Copy out each line of the data holding "Rover".

(Collected data entries)
## BEGIN

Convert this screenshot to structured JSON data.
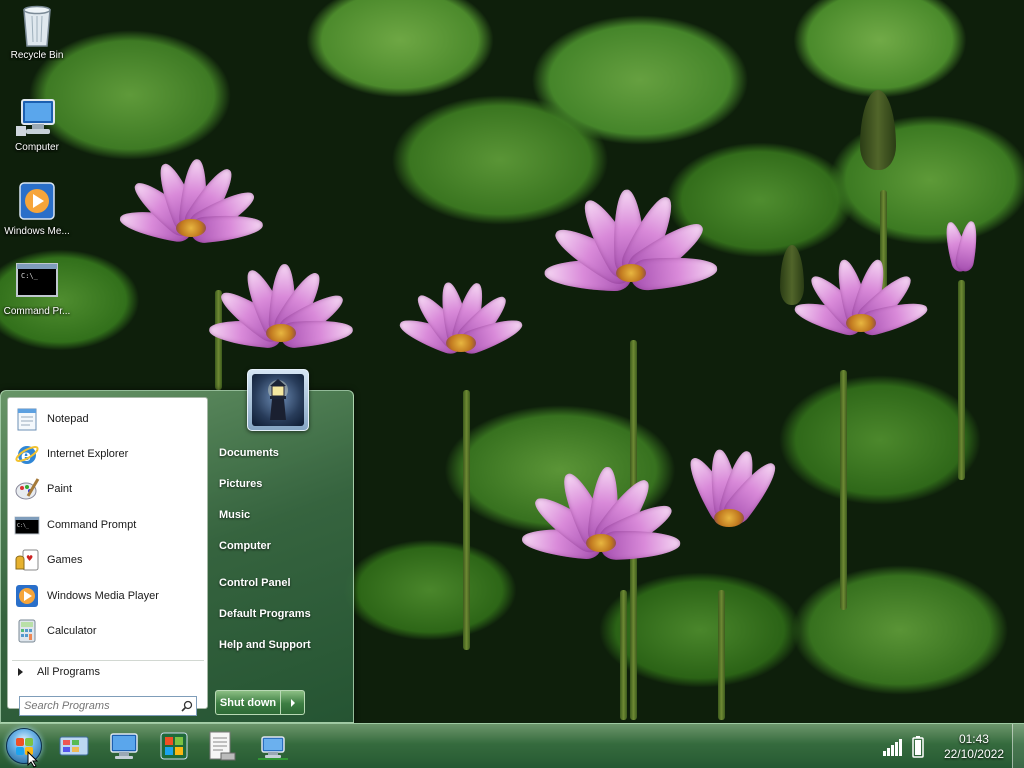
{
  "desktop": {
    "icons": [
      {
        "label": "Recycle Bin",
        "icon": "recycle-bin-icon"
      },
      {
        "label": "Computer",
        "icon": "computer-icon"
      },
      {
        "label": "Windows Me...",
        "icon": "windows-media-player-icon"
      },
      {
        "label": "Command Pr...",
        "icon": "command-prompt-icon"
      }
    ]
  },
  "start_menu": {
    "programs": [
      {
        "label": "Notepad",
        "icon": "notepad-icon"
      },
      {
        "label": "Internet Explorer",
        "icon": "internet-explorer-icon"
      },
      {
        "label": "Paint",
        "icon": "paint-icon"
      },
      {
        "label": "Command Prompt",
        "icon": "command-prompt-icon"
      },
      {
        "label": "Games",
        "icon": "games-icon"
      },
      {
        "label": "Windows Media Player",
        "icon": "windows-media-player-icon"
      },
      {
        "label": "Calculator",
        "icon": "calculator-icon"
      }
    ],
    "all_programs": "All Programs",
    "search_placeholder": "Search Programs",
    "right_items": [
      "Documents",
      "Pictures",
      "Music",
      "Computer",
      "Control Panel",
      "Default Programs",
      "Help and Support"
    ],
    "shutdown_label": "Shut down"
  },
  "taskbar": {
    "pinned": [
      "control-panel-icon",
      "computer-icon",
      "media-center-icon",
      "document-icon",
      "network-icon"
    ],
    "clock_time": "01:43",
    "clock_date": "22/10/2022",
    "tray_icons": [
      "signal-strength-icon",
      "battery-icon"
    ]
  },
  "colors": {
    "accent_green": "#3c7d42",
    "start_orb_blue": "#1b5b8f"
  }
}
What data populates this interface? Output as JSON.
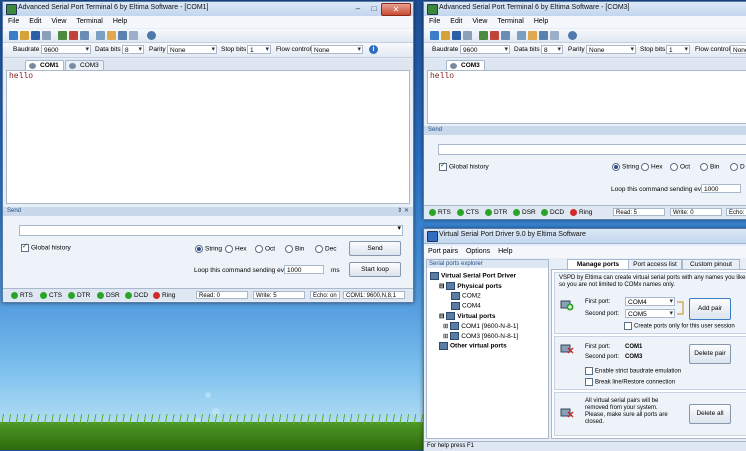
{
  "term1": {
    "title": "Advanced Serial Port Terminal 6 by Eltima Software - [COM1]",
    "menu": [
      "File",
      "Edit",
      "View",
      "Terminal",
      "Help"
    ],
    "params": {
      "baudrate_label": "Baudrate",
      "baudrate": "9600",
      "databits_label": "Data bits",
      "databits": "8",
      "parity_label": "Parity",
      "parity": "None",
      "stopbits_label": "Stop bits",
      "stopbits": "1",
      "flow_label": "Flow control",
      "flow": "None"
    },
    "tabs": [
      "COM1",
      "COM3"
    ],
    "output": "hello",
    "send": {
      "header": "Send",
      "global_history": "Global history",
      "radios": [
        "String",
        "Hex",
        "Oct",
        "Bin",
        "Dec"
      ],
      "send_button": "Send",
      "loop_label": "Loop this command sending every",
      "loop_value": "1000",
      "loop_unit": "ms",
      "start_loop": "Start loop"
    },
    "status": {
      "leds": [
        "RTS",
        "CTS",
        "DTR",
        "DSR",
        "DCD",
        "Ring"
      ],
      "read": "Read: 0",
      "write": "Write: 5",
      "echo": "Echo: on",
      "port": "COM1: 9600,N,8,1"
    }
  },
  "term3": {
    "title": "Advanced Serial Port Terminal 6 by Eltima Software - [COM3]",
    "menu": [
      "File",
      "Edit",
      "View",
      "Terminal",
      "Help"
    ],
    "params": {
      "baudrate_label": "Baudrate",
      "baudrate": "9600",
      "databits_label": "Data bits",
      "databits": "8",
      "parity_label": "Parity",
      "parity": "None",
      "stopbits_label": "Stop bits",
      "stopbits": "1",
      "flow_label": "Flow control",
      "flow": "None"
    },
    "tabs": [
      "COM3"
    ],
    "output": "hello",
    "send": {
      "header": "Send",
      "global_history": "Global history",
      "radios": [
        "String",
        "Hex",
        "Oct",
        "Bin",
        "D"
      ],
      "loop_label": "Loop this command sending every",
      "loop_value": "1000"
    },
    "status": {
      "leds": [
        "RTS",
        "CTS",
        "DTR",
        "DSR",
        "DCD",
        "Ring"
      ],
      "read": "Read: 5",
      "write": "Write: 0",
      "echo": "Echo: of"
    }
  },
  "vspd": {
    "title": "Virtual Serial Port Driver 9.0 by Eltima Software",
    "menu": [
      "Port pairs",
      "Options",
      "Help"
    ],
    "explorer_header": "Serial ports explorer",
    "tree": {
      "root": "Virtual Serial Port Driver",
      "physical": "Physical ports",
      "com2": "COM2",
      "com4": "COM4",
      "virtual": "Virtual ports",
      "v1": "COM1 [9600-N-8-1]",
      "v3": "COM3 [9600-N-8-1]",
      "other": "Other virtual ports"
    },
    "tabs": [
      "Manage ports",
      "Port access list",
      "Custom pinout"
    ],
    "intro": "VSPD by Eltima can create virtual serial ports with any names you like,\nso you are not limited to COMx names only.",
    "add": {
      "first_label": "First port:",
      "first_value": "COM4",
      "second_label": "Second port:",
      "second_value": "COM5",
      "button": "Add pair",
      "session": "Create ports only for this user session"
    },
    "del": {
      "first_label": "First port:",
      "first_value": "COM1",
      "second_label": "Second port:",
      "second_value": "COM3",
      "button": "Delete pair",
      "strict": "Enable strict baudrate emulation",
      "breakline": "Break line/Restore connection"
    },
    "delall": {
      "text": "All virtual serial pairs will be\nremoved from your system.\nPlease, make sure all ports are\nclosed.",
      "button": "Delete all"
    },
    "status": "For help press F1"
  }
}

## END
## BEGIN

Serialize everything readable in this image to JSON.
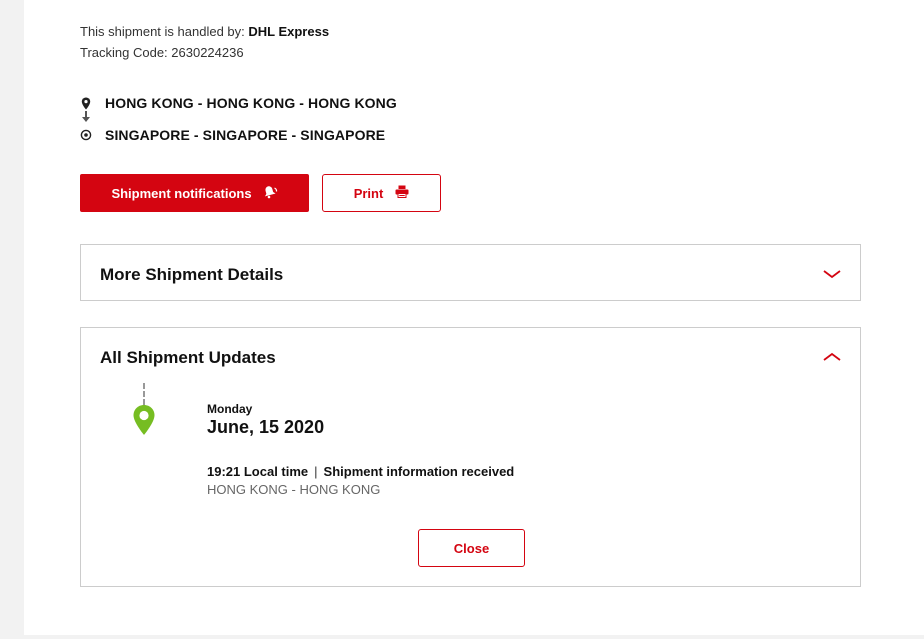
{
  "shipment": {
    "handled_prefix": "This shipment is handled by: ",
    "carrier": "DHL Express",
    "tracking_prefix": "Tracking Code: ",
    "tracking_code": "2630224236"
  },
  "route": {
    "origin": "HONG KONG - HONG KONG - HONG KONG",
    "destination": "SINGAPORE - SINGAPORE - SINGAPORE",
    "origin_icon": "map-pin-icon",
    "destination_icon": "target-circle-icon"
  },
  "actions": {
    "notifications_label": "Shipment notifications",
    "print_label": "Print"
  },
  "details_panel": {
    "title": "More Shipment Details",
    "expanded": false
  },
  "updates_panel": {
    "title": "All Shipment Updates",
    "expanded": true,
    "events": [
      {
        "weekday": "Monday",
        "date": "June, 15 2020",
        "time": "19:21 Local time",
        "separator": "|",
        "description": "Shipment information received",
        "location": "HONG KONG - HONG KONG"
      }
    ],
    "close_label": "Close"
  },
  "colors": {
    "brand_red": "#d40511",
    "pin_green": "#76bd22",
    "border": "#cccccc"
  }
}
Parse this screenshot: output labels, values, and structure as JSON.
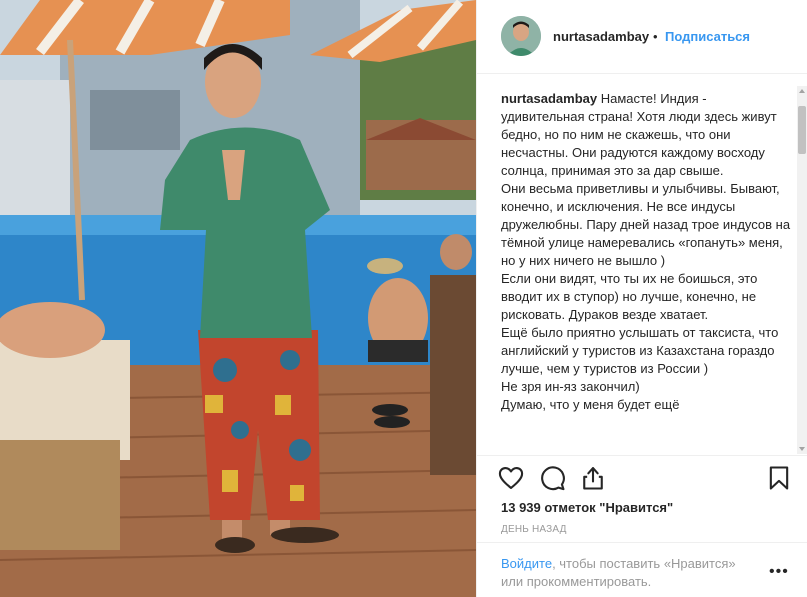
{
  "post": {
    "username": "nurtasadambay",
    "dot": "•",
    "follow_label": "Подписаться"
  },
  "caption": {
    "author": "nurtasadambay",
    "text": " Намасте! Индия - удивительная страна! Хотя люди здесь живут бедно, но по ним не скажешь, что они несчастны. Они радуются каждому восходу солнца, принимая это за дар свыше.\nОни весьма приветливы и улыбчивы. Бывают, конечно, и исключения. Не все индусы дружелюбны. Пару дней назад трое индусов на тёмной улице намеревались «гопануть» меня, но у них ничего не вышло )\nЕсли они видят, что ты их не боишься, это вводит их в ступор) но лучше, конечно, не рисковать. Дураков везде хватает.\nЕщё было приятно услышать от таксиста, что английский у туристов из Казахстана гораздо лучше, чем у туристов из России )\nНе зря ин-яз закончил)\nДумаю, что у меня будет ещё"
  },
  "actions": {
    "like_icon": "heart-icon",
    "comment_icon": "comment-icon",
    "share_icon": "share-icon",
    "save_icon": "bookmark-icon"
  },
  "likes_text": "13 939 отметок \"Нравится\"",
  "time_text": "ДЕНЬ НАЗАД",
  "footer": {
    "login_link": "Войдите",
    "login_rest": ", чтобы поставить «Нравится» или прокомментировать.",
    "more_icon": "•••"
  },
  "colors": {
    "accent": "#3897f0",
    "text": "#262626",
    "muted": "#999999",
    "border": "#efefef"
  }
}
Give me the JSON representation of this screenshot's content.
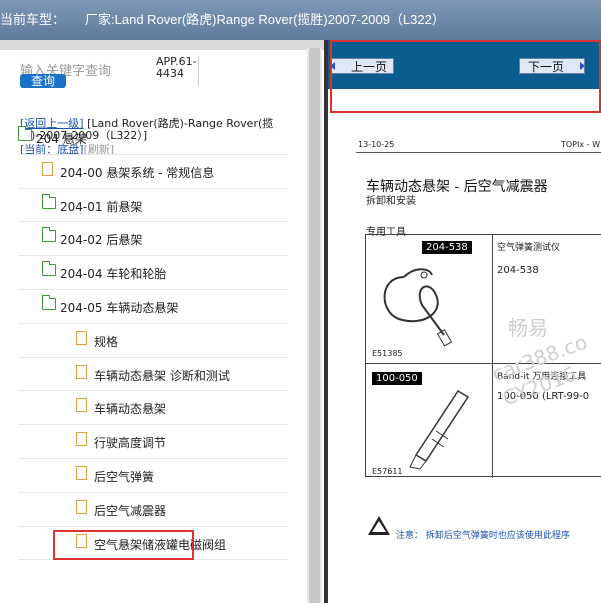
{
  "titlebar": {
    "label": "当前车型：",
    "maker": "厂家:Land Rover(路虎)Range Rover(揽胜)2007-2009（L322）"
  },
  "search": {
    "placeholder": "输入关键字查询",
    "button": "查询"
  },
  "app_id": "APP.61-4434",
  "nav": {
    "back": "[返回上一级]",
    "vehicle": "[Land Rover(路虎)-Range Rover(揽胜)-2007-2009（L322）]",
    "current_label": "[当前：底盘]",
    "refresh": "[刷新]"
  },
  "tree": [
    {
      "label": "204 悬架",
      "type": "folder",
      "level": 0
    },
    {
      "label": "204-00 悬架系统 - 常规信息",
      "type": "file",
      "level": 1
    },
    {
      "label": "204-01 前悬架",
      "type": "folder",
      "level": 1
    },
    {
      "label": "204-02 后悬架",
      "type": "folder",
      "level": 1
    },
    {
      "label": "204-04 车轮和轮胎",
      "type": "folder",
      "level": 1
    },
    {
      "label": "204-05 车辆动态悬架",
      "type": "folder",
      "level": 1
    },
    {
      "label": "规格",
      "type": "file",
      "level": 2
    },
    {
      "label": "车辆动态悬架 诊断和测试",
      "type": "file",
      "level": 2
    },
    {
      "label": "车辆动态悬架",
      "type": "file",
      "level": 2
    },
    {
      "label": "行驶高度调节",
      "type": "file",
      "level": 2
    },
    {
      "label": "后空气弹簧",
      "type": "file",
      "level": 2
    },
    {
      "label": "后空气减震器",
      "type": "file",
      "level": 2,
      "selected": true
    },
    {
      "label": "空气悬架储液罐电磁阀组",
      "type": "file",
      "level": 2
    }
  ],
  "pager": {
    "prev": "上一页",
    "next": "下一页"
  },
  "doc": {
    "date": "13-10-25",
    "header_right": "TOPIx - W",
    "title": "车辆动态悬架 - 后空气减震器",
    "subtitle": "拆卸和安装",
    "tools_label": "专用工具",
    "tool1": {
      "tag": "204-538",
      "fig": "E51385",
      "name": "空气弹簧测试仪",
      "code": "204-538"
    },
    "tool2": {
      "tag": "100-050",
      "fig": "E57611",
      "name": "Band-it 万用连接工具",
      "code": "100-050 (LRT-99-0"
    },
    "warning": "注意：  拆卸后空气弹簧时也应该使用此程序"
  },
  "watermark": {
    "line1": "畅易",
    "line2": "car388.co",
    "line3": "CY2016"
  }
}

## END
## BEGIN

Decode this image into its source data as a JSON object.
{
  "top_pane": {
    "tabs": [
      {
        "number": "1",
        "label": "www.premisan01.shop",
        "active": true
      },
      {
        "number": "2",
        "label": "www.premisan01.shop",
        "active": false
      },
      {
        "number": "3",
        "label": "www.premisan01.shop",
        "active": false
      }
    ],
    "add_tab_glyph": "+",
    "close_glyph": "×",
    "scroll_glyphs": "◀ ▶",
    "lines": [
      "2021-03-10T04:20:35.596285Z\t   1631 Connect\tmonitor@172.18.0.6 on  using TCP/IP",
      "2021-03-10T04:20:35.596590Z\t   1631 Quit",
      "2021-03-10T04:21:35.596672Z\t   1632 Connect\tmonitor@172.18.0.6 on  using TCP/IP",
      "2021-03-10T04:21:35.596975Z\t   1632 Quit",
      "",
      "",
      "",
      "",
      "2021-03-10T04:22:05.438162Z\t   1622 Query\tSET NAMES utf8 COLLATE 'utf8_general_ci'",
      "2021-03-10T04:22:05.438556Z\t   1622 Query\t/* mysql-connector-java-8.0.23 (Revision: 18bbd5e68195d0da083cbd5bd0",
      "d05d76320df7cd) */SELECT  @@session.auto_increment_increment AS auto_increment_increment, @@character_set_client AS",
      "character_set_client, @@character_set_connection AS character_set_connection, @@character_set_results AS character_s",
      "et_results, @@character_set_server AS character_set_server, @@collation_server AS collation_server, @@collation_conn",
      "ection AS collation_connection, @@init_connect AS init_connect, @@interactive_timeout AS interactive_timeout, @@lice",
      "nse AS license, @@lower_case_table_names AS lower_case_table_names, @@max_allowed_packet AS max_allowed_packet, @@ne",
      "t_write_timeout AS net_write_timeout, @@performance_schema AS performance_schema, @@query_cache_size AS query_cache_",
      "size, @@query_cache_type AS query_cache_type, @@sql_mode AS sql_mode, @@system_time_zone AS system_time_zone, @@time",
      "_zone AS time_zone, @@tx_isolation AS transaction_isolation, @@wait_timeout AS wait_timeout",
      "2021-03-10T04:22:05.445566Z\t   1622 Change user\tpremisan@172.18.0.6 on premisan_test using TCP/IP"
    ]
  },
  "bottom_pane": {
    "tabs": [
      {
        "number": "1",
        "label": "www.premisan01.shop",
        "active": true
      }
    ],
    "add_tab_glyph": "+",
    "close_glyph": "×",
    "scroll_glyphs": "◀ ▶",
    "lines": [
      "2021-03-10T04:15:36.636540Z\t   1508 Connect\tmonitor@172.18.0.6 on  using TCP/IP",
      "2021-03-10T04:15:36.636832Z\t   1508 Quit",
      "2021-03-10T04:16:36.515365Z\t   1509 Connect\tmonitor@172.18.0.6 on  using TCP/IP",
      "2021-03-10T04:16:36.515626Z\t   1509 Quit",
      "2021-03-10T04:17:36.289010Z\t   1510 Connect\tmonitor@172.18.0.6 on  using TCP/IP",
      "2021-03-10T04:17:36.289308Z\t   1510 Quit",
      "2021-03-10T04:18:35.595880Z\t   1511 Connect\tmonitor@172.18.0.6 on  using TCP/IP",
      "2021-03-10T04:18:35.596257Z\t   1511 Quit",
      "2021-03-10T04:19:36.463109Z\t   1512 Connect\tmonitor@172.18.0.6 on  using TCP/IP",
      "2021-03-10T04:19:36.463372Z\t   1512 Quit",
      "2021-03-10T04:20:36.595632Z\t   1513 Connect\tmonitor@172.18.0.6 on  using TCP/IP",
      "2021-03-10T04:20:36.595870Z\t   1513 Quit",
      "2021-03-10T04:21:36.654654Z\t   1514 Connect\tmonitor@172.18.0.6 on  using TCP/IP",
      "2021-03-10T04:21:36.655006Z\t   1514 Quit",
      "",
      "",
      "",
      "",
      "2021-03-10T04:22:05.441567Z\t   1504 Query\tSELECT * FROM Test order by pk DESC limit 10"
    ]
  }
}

## END

# Solution to this task
    "maker": "厂家:Land Rover(路虎)Range Rover(揽胜)2007-2009（L322）"
    "vehicle": "[Land Rover(路虎)-Range Rover(揽胜)-2007-2009（L322）]",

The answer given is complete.